EXERCISE PROMPT: All of the records below need to be copied exactly.

Stored items:
★ ★ ★ ★ ★
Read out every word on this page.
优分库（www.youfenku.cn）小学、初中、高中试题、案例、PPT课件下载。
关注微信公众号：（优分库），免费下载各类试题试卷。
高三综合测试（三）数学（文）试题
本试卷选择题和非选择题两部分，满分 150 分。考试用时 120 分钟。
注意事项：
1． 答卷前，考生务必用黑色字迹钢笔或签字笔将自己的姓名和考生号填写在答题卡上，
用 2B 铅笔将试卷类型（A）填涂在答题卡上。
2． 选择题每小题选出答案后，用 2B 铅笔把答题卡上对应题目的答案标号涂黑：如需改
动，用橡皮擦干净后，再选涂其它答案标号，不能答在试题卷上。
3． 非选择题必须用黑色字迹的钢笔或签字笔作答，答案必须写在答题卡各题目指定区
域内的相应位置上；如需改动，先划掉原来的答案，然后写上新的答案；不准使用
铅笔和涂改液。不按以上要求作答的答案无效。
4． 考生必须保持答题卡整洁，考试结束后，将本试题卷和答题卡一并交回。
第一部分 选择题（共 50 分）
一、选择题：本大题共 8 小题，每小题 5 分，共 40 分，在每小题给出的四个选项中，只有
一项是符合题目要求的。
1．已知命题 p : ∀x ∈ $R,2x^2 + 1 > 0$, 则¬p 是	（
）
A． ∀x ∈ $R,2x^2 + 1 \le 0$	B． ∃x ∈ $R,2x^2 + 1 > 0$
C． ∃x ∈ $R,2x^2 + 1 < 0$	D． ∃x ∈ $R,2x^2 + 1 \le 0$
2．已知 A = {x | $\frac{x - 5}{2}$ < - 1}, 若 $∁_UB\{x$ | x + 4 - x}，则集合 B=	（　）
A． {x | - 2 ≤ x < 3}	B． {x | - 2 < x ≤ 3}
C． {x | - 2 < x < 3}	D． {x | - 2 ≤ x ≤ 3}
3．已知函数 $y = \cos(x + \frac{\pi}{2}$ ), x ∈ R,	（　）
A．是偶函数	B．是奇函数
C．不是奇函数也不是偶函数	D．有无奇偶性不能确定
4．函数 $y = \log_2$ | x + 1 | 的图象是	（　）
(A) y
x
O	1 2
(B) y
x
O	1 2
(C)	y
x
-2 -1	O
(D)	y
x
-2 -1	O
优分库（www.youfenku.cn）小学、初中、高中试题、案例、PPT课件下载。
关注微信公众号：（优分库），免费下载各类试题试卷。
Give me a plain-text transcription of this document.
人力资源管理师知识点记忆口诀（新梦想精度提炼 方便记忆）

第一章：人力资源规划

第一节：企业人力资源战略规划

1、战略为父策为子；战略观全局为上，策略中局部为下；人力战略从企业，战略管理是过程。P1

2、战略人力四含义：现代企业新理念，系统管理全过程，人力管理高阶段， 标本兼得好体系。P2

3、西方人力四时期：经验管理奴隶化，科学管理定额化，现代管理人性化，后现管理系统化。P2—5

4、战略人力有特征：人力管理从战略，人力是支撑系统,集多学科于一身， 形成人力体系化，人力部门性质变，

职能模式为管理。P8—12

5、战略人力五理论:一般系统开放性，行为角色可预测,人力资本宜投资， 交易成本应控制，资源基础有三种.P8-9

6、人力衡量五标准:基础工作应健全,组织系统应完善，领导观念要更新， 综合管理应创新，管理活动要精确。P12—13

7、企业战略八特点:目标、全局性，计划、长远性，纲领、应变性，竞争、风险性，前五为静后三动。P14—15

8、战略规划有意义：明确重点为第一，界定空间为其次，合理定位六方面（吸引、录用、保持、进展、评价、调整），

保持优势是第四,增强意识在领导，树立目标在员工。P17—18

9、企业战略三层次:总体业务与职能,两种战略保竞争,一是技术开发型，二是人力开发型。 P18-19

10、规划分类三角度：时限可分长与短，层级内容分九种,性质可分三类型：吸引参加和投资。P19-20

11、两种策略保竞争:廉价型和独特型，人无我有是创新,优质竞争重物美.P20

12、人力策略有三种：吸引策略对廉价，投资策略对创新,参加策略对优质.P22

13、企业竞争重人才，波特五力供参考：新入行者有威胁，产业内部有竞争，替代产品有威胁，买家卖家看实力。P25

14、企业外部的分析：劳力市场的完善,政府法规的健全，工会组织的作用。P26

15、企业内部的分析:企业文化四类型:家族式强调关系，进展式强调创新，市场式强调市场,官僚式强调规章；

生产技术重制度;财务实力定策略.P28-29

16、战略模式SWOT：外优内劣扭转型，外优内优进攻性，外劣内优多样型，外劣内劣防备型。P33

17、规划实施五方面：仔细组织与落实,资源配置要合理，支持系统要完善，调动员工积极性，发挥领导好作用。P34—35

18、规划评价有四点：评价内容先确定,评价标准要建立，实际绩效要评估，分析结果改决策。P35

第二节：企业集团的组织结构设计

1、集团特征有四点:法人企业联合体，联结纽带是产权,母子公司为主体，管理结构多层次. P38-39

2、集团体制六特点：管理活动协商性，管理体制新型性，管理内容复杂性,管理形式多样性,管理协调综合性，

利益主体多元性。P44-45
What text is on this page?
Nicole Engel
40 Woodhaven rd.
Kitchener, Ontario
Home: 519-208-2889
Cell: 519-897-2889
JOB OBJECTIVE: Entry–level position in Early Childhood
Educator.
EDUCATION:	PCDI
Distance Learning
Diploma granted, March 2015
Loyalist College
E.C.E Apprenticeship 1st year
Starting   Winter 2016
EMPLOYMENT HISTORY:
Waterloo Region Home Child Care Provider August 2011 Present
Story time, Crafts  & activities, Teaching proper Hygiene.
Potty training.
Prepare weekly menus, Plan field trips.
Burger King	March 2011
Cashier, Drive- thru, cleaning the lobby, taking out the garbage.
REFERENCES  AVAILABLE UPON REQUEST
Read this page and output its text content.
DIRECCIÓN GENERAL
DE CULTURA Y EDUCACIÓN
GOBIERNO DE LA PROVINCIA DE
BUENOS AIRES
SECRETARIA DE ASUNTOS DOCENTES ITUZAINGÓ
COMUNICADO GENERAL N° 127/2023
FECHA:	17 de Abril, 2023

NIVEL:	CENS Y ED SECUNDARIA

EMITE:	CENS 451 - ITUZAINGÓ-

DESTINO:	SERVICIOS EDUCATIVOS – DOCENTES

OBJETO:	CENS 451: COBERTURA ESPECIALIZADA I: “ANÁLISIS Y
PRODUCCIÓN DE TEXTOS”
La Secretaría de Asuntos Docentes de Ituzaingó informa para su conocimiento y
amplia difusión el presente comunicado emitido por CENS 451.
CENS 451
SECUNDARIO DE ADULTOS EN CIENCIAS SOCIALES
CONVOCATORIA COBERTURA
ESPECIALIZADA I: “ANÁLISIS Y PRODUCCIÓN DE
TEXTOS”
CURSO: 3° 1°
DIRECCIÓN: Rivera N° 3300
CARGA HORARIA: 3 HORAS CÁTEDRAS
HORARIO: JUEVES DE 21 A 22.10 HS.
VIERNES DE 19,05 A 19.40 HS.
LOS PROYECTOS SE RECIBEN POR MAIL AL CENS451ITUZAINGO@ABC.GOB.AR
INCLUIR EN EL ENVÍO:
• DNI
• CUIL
★ ★ ★ ★ ★
TASK RESULT:
Read out every word on this page.
优分库（www.youfenku.cn）小学、初中、高中试题、案例、PPT课件下载。
关注微信公众号：（优分库），免费下载各类试题试卷。
高三综合测试（三）数学（文）试题
本试卷选择题和非选择题两部分，满分 150 分。考试用时 120 分钟。
注意事项：
1． 答卷前，考生务必用黑色字迹钢笔或签字笔将自己的姓名和考生号填写在答题卡上，
用 2B 铅笔将试卷类型（A）填涂在答题卡上。
2． 选择题每小题选出答案后，用 2B 铅笔把答题卡上对应题目的答案标号涂黑：如需改
动，用橡皮擦干净后，再选涂其它答案标号，不能答在试题卷上。
3． 非选择题必须用黑色字迹的钢笔或签字笔作答，答案必须写在答题卡各题目指定区
域内的相应位置上；如需改动，先划掉原来的答案，然后写上新的答案；不准使用
铅笔和涂改液。不按以上要求作答的答案无效。
4． 考生必须保持答题卡整洁，考试结束后，将本试题卷和答题卡一并交回。
第一部分 选择题（共 50 分）
一、选择题：本大题共 8 小题，每小题 5 分，共 40 分，在每小题给出的四个选项中，只有
一项是符合题目要求的。
1．已知命题 p : ∀x ∈ $R,2x^2 + 1 > 0$, 则¬p 是	（
）
A． ∀x ∈ $R,2x^2 + 1 \le 0$	B． ∃x ∈ $R,2x^2 + 1 > 0$
C． ∃x ∈ $R,2x^2 + 1 < 0$	D． ∃x ∈ $R,2x^2 + 1 \le 0$
2．已知 A = {x | $\frac{x - 5}{2}$ < - 1}, 若 $∁_UB\{x$ | x + 4 - x}，则集合 B=	（　）
A． {x | - 2 ≤ x < 3}	B． {x | - 2 < x ≤ 3}
C． {x | - 2 < x < 3}	D． {x | - 2 ≤ x ≤ 3}
3．已知函数 $y = \cos(x + \frac{\pi}{2}$ ), x ∈ R,	（　）
A．是偶函数	B．是奇函数
C．不是奇函数也不是偶函数	D．有无奇偶性不能确定
4．函数 $y = \log_2$ | x + 1 | 的图象是	（　）
(A) y
x
O	1 2
(B) y
x
O	1 2
(C)	y
x
-2 -1	O
(D)	y
x
-2 -1	O
优分库（www.youfenku.cn）小学、初中、高中试题、案例、PPT课件下载。
关注微信公众号：（优分库），免费下载各类试题试卷。
Give me a plain-text transcription of this document.
人力资源管理师知识点记忆口诀（新梦想精度提炼 方便记忆）

第一章：人力资源规划

第一节：企业人力资源战略规划

1、战略为父策为子；战略观全局为上，策略中局部为下；人力战略从企业，战略管理是过程。P1

2、战略人力四含义：现代企业新理念，系统管理全过程，人力管理高阶段， 标本兼得好体系。P2

3、西方人力四时期：经验管理奴隶化，科学管理定额化，现代管理人性化，后现管理系统化。P2—5

4、战略人力有特征：人力管理从战略，人力是支撑系统,集多学科于一身， 形成人力体系化，人力部门性质变，

职能模式为管理。P8—12

5、战略人力五理论:一般系统开放性，行为角色可预测,人力资本宜投资， 交易成本应控制，资源基础有三种.P8-9

6、人力衡量五标准:基础工作应健全,组织系统应完善，领导观念要更新， 综合管理应创新，管理活动要精确。P12—13

7、企业战略八特点:目标、全局性，计划、长远性，纲领、应变性，竞争、风险性，前五为静后三动。P14—15

8、战略规划有意义：明确重点为第一，界定空间为其次，合理定位六方面（吸引、录用、保持、进展、评价、调整），

保持优势是第四,增强意识在领导，树立目标在员工。P17—18

9、企业战略三层次:总体业务与职能,两种战略保竞争,一是技术开发型，二是人力开发型。 P18-19

10、规划分类三角度：时限可分长与短，层级内容分九种,性质可分三类型：吸引参加和投资。P19-20

11、两种策略保竞争:廉价型和独特型，人无我有是创新,优质竞争重物美.P20

12、人力策略有三种：吸引策略对廉价，投资策略对创新,参加策略对优质.P22

13、企业竞争重人才，波特五力供参考：新入行者有威胁，产业内部有竞争，替代产品有威胁，买家卖家看实力。P25

14、企业外部的分析：劳力市场的完善,政府法规的健全，工会组织的作用。P26

15、企业内部的分析:企业文化四类型:家族式强调关系，进展式强调创新，市场式强调市场,官僚式强调规章；

生产技术重制度;财务实力定策略.P28-29

16、战略模式SWOT：外优内劣扭转型，外优内优进攻性，外劣内优多样型，外劣内劣防备型。P33

17、规划实施五方面：仔细组织与落实,资源配置要合理，支持系统要完善，调动员工积极性，发挥领导好作用。P34—35

18、规划评价有四点：评价内容先确定,评价标准要建立，实际绩效要评估，分析结果改决策。P35

第二节：企业集团的组织结构设计

1、集团特征有四点:法人企业联合体，联结纽带是产权,母子公司为主体，管理结构多层次. P38-39

2、集团体制六特点：管理活动协商性，管理体制新型性，管理内容复杂性,管理形式多样性,管理协调综合性，

利益主体多元性。P44-45
What text is on this page?
Nicole Engel
40 Woodhaven rd.
Kitchener, Ontario
Home: 519-208-2889
Cell: 519-897-2889
JOB OBJECTIVE: Entry–level position in Early Childhood
Educator.
EDUCATION:	PCDI
Distance Learning
Diploma granted, March 2015
Loyalist College
E.C.E Apprenticeship 1st year
Starting   Winter 2016
EMPLOYMENT HISTORY:
Waterloo Region Home Child Care Provider August 2011 Present
Story time, Crafts  & activities, Teaching proper Hygiene.
Potty training.
Prepare weekly menus, Plan field trips.
Burger King	March 2011
Cashier, Drive- thru, cleaning the lobby, taking out the garbage.
REFERENCES  AVAILABLE UPON REQUEST
Read this page and output its text content.
DIRECCIÓN GENERAL
DE CULTURA Y EDUCACIÓN
GOBIERNO DE LA PROVINCIA DE
BUENOS AIRES
SECRETARIA DE ASUNTOS DOCENTES ITUZAINGÓ
COMUNICADO GENERAL N° 127/2023
FECHA:	17 de Abril, 2023

NIVEL:	CENS Y ED SECUNDARIA

EMITE:	CENS 451 - ITUZAINGÓ-

DESTINO:	SERVICIOS EDUCATIVOS – DOCENTES

OBJETO:	CENS 451: COBERTURA ESPECIALIZADA I: “ANÁLISIS Y
PRODUCCIÓN DE TEXTOS”
La Secretaría de Asuntos Docentes de Ituzaingó informa para su conocimiento y
amplia difusión el presente comunicado emitido por CENS 451.
CENS 451
SECUNDARIO DE ADULTOS EN CIENCIAS SOCIALES
CONVOCATORIA COBERTURA
ESPECIALIZADA I: “ANÁLISIS Y PRODUCCIÓN DE
TEXTOS”
CURSO: 3° 1°
DIRECCIÓN: Rivera N° 3300
CARGA HORARIA: 3 HORAS CÁTEDRAS
HORARIO: JUEVES DE 21 A 22.10 HS.
VIERNES DE 19,05 A 19.40 HS.
LOS PROYECTOS SE RECIBEN POR MAIL AL CENS451ITUZAINGO@ABC.GOB.AR
INCLUIR EN EL ENVÍO:
• DNI
• CUIL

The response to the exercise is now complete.